**Extracted information**:
· · ·

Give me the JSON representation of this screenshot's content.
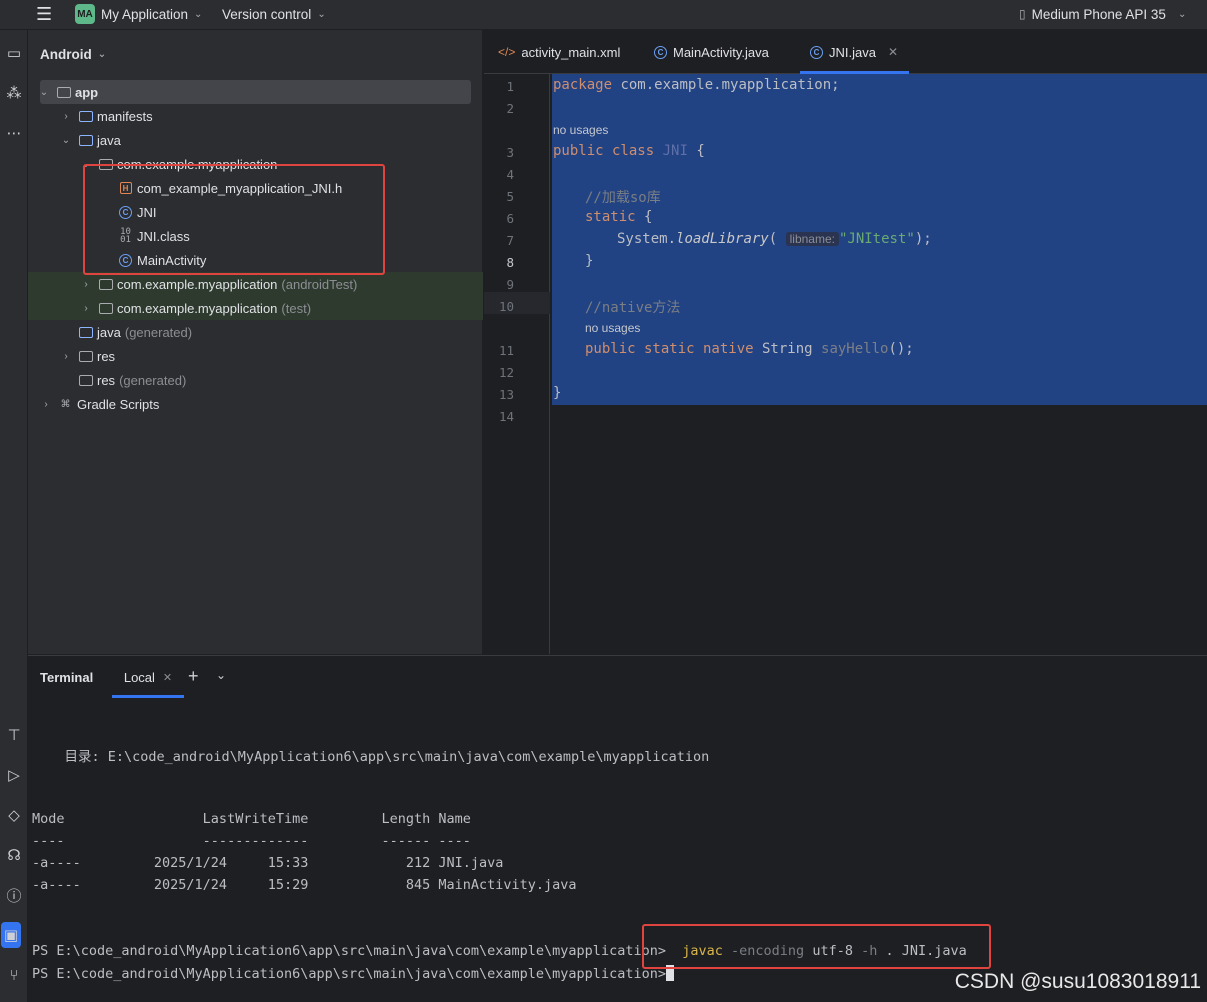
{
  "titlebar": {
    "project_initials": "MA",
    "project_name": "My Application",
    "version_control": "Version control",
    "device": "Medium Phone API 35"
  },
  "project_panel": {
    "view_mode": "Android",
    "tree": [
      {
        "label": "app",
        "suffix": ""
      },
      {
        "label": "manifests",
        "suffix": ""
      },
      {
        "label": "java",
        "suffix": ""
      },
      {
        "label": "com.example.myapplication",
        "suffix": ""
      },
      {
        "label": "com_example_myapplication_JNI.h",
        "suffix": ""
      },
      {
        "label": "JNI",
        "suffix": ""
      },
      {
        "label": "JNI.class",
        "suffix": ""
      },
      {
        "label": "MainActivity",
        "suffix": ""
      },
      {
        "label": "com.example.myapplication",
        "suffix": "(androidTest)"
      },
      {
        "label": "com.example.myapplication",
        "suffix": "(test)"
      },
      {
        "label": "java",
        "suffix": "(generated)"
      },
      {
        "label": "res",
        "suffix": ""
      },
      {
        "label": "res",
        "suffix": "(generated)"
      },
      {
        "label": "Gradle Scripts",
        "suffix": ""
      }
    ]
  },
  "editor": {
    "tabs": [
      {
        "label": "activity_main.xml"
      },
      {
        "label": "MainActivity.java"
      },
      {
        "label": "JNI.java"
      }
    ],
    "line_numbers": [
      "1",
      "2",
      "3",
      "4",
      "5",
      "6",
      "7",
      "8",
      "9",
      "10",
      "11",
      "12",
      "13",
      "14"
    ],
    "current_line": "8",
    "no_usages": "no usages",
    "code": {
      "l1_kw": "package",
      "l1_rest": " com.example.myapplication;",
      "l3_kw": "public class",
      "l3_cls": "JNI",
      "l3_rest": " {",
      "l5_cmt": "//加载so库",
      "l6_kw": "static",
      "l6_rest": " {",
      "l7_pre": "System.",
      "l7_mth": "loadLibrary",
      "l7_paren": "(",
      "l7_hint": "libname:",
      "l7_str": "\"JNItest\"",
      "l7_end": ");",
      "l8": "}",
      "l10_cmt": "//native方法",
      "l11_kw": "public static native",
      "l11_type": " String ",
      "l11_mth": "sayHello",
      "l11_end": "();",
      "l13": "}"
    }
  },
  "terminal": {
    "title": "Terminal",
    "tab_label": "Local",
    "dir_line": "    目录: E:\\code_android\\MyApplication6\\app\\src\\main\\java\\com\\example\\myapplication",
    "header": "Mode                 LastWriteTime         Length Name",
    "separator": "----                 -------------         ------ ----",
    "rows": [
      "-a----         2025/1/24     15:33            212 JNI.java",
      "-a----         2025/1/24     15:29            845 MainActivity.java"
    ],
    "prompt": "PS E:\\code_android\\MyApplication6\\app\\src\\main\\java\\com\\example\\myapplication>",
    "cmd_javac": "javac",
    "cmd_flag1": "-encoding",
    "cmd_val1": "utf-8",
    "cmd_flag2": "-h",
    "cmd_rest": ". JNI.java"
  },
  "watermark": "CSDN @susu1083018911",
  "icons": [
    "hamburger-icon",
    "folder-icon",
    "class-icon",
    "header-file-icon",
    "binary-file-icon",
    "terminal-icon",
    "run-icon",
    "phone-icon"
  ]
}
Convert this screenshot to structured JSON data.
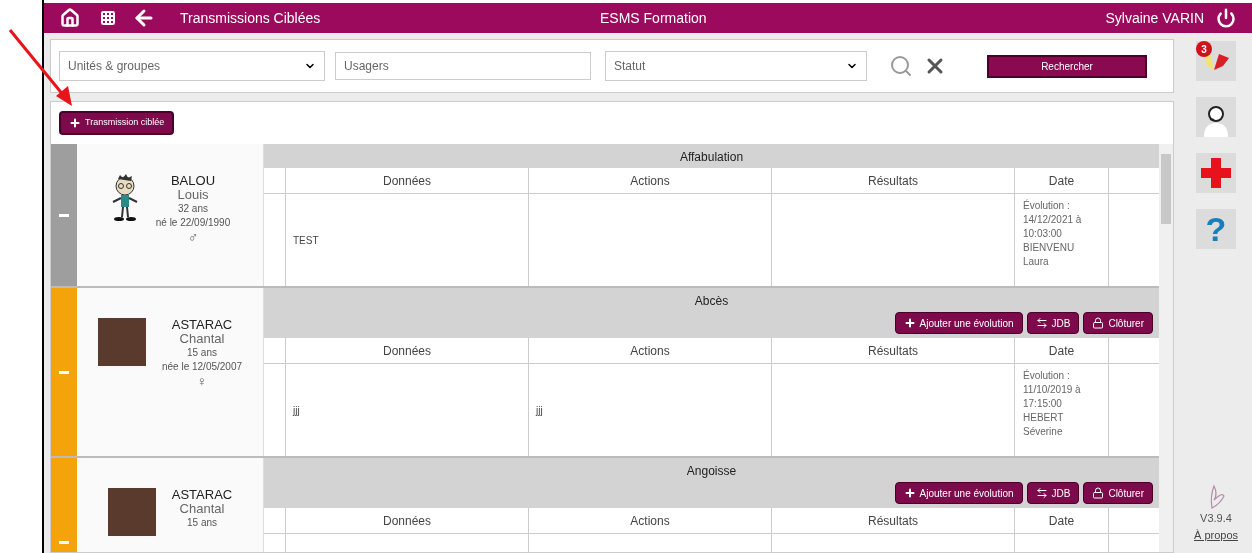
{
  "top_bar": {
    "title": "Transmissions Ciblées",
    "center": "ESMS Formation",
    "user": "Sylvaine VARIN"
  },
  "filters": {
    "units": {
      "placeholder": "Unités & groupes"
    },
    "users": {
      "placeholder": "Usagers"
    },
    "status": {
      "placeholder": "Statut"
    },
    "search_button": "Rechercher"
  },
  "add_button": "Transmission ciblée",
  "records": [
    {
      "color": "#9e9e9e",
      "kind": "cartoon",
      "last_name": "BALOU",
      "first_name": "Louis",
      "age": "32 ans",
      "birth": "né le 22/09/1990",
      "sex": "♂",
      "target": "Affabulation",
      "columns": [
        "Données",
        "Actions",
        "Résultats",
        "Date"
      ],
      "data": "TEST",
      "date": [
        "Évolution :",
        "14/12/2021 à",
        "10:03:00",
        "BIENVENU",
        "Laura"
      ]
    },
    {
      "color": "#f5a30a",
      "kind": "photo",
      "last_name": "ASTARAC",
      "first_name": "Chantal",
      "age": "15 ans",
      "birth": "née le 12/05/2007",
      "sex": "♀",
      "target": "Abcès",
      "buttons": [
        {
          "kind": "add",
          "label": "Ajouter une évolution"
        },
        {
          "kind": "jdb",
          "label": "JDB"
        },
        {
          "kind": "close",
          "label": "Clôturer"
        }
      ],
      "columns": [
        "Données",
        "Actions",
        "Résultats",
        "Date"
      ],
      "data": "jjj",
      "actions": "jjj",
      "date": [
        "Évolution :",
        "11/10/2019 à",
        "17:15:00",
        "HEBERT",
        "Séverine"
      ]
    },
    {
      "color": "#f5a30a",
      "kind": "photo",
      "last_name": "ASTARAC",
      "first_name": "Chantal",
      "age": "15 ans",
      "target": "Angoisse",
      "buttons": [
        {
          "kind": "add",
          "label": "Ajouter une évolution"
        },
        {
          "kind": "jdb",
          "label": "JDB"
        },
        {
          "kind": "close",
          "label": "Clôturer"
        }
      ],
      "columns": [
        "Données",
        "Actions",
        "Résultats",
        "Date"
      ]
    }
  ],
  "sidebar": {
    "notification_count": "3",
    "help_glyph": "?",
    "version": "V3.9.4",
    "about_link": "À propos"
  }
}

· · ·

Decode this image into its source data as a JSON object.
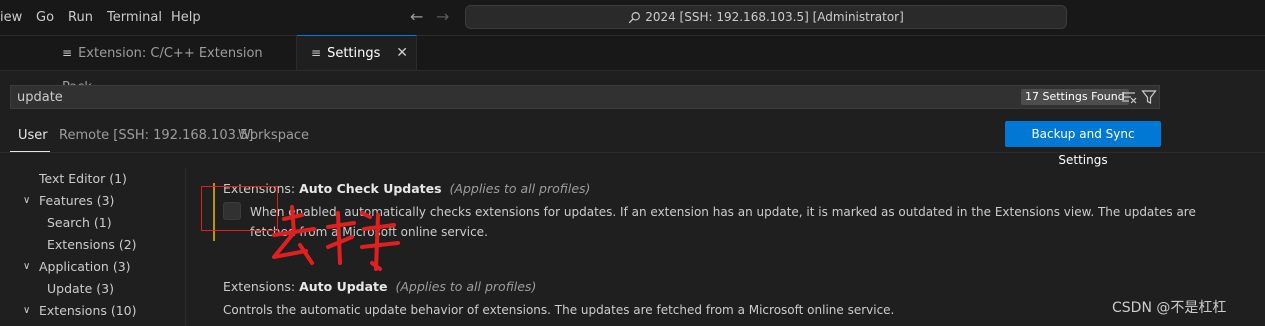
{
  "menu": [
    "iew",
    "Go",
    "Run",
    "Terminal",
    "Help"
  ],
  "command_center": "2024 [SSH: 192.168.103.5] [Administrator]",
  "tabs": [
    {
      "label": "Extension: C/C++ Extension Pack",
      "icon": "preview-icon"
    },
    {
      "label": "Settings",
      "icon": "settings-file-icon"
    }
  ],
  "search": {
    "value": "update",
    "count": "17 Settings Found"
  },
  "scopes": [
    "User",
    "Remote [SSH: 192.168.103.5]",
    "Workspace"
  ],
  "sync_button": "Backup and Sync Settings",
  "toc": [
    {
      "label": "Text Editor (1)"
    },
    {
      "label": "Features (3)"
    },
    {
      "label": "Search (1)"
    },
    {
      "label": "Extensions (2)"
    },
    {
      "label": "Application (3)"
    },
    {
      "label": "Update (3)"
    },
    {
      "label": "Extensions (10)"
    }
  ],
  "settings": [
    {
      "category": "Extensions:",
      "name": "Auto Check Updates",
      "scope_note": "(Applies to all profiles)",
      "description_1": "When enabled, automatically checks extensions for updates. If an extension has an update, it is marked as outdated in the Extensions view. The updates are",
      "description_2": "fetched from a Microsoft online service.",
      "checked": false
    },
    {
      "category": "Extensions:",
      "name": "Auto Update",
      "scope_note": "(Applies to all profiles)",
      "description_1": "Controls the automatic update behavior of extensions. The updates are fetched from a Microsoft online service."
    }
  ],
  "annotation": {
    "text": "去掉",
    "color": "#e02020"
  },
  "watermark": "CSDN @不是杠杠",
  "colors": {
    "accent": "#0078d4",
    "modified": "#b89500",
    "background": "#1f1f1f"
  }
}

· · ·

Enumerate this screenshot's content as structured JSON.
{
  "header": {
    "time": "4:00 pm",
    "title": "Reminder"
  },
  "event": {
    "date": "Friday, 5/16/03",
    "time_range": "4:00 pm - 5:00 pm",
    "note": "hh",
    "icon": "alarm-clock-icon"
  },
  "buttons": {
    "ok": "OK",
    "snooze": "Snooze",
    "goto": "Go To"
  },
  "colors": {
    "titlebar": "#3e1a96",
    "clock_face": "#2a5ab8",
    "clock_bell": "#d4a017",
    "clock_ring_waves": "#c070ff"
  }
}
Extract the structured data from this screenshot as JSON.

· · ·

**Direction**:
Which lines above run from the one containing "Enumerate this screenshot's" down to the one containing "Extract the structured"? Repeat exactly those, both ends included, and nothing else.

**Reply to the task**:
Enumerate this screenshot's content as structured JSON.
{
  "header": {
    "time": "4:00 pm",
    "title": "Reminder"
  },
  "event": {
    "date": "Friday, 5/16/03",
    "time_range": "4:00 pm - 5:00 pm",
    "note": "hh",
    "icon": "alarm-clock-icon"
  },
  "buttons": {
    "ok": "OK",
    "snooze": "Snooze",
    "goto": "Go To"
  },
  "colors": {
    "titlebar": "#3e1a96",
    "clock_face": "#2a5ab8",
    "clock_bell": "#d4a017",
    "clock_ring_waves": "#c070ff"
  }
}
Extract the structured data from this screenshot as JSON.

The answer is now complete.